| Written request A |
Copy the passage about link detection word for word, starting with "Open questions" and going on through "everywhere for consistency?".
| Written request B |
From the rows, pull out the lines starting with the line that contains "url-input[interactable]: viveroaguacate.com <box>100" and going on through the line that contains "hero-badge: VENTA DE", both included, and reproduce them unchanged.

| Supplied text |
::::::

Going this route would seemingly fix many of the problems VS Code has with links, namely:

  • No more perf issues validating on slow file systems.
  • We can linkify paths without separators since validation will only be triggered under the cursor.
  • By expanding left then right from the cursor we can fix many of the issues with the current link detection (https://github.com/microsoft/vscode/issues/21125), including spaces in Windows paths (this is still a tricky problem but seems more achievable).

The only downside for this is a slight delay in the link appearing as the computing and validation occurs at hover time.

Open questions

  • Do we need an ILinkMatcherOptions.priority equivalent?
  • This would be an ideal time to introduce Promise into the API, working with promises is lovely but we will always have callbacks in the parser for performance reasons. We could just stick to the callback everywhere for consistency?
  • We could use markers for the range instead of numbers, that would allow the link to be cached after a scroll occurs. It probably isn't worth caching like this imo but it does bring up another interesting question in the https://github.com/xtermjs/xterm.js/issues/2480 discussion.

::::::

(Listings of element regions)
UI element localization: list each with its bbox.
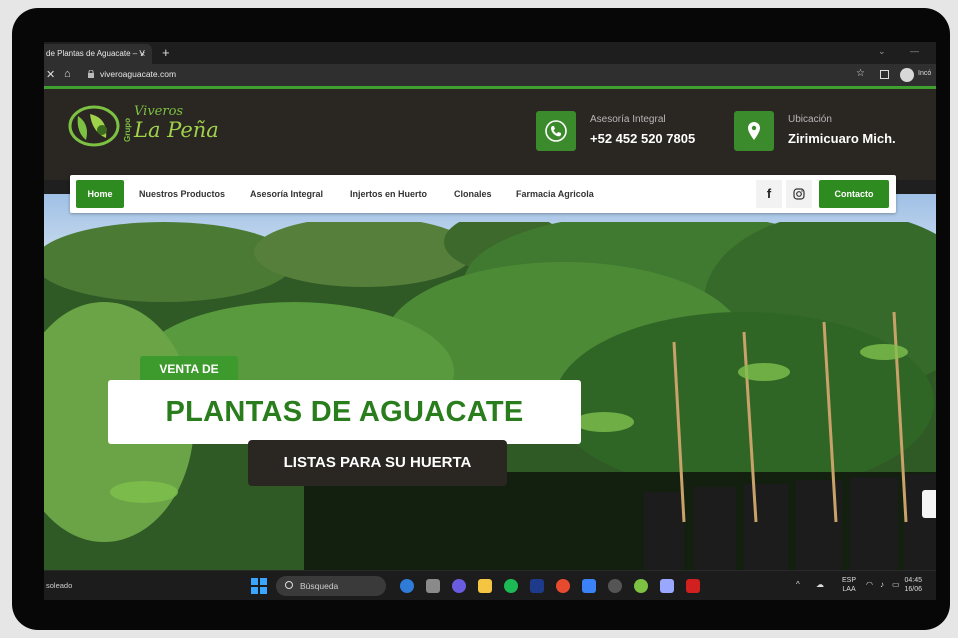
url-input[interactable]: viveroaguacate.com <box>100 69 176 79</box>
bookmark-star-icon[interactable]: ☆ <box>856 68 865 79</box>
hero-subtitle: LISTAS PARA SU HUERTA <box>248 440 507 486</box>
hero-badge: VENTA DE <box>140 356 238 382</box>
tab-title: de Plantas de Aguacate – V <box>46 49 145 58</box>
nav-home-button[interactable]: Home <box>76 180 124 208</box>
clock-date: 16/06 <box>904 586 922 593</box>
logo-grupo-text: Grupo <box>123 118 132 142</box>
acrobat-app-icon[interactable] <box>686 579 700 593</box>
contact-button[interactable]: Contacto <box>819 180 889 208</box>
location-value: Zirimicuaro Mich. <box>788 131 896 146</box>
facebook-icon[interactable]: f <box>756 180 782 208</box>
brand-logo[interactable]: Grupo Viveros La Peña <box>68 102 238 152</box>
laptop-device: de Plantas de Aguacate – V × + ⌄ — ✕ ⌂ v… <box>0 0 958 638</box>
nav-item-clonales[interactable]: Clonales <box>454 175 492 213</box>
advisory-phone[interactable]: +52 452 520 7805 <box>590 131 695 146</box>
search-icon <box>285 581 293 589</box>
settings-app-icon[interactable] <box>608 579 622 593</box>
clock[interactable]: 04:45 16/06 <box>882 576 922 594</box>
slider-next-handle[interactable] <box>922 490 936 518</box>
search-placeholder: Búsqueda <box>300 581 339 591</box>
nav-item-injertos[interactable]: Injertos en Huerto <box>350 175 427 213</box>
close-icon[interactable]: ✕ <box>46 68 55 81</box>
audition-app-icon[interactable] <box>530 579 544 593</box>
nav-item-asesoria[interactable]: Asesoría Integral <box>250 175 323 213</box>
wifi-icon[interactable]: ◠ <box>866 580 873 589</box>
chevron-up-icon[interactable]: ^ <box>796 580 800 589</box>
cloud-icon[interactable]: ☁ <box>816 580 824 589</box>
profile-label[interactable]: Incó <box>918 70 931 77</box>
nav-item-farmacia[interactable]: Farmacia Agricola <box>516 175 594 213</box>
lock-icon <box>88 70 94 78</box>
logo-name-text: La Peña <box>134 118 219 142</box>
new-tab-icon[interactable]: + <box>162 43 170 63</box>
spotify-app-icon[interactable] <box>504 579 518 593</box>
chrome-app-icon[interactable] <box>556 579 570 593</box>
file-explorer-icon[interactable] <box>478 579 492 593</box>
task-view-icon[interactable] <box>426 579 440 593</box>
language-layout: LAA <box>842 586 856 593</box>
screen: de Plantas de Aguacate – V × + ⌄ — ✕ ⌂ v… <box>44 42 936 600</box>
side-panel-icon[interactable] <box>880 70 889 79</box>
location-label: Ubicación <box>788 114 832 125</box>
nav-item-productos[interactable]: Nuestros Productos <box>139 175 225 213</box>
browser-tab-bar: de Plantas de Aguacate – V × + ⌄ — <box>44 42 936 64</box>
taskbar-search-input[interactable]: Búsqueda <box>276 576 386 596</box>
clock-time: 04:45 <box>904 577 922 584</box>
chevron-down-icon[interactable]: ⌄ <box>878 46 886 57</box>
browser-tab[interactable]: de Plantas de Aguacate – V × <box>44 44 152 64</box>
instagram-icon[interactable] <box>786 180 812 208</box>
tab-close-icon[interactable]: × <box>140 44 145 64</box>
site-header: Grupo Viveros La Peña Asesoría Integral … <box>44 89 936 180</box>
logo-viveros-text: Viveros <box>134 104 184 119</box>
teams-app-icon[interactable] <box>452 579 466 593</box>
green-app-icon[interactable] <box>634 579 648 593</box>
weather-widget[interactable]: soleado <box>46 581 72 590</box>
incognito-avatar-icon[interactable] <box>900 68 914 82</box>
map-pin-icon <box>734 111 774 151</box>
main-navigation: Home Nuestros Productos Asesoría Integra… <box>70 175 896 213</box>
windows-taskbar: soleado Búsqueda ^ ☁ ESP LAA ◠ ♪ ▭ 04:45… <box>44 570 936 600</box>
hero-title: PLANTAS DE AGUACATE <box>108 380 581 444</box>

::::::

| Correct response A |
Open questions

  • Do we need an ILinkMatcherOptions.priority equivalent?
  • This would be an ideal time to introduce Promise into the API, working with promises is lovely but we will always have callbacks in the parser for performance reasons. We could just stick to the callback everywhere for consistency?

| Correct response B |
url-input[interactable]: viveroaguacate.com <box>100 69 176 79</box>
bookmark-star-icon[interactable]: ☆ <box>856 68 865 79</box>
hero-subtitle: LISTAS PARA SU HUERTA <box>248 440 507 486</box>
hero-badge: VENTA DE <box>140 356 238 382</box>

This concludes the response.